→ WHAT IS NEEDED
Tally how many lines of these entries hold the string "series". Return the number alone.

***

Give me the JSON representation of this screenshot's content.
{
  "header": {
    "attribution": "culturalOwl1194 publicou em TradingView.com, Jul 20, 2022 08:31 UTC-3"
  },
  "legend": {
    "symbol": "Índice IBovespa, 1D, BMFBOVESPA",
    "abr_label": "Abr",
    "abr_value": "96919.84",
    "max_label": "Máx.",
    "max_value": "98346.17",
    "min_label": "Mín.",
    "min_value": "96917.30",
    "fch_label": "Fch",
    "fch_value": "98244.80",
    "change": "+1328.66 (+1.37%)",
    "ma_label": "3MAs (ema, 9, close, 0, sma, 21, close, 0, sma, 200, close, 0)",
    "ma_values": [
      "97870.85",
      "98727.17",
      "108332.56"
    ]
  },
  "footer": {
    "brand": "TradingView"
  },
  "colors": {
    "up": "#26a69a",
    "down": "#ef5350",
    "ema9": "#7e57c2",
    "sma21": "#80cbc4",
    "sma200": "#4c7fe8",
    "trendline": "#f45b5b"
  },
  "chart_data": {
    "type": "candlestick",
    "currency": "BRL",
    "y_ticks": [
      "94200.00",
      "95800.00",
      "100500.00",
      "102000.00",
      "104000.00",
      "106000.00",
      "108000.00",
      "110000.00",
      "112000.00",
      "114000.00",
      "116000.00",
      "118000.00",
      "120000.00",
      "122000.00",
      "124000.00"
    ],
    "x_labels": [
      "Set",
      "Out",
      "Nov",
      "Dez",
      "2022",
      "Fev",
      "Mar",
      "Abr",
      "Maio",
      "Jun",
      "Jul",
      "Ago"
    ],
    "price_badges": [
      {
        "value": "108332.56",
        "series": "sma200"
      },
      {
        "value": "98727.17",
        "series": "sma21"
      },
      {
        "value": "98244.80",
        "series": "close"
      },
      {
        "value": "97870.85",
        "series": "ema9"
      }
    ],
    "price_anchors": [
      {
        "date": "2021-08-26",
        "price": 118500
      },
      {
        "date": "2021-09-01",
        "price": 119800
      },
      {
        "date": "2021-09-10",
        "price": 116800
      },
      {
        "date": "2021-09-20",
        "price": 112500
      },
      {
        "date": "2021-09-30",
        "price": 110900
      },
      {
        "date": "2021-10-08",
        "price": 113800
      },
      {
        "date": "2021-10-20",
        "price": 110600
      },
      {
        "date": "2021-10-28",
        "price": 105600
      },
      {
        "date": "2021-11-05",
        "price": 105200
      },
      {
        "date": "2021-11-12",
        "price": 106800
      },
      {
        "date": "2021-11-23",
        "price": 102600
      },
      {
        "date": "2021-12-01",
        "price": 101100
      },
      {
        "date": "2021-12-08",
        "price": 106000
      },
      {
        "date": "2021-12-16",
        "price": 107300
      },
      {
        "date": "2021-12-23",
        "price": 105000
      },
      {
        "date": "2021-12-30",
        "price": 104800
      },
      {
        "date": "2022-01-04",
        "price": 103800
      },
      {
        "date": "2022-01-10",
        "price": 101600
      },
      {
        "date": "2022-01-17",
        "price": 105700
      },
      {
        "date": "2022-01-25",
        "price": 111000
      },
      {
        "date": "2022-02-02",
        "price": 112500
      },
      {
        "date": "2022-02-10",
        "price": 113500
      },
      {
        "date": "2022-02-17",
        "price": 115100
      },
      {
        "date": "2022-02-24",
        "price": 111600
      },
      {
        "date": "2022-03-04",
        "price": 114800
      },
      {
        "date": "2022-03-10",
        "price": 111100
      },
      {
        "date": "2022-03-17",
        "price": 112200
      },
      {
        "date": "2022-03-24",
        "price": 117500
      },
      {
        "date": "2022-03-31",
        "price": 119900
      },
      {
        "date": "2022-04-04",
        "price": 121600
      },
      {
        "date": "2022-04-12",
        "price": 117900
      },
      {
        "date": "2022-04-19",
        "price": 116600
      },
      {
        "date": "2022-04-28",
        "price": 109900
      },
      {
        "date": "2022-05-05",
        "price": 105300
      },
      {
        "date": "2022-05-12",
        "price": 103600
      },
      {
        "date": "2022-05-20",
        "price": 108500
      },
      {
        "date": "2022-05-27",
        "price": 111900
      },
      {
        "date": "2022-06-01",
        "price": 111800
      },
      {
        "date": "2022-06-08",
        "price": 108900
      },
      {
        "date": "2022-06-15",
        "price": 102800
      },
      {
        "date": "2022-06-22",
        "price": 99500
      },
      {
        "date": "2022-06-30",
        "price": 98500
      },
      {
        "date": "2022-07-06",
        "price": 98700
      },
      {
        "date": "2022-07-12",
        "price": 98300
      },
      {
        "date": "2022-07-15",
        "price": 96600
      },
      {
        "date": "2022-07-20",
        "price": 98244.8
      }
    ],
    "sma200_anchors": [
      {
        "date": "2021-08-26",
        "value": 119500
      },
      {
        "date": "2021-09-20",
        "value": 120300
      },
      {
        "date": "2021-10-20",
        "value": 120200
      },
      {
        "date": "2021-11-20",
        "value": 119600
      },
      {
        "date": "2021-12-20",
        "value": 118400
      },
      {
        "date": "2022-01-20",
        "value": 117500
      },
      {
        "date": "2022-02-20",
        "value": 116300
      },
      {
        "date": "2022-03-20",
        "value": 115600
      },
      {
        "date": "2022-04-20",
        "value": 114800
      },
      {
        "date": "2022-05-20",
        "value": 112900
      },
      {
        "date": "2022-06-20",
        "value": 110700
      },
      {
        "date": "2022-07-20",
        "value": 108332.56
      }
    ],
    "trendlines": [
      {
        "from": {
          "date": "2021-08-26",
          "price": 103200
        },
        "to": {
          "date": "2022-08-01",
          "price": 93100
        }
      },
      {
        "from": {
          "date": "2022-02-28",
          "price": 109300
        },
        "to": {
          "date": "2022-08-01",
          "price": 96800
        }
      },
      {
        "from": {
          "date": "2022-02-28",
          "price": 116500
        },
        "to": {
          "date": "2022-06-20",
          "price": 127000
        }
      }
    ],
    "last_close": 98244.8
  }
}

***

→ SOLVED PROBLEM
4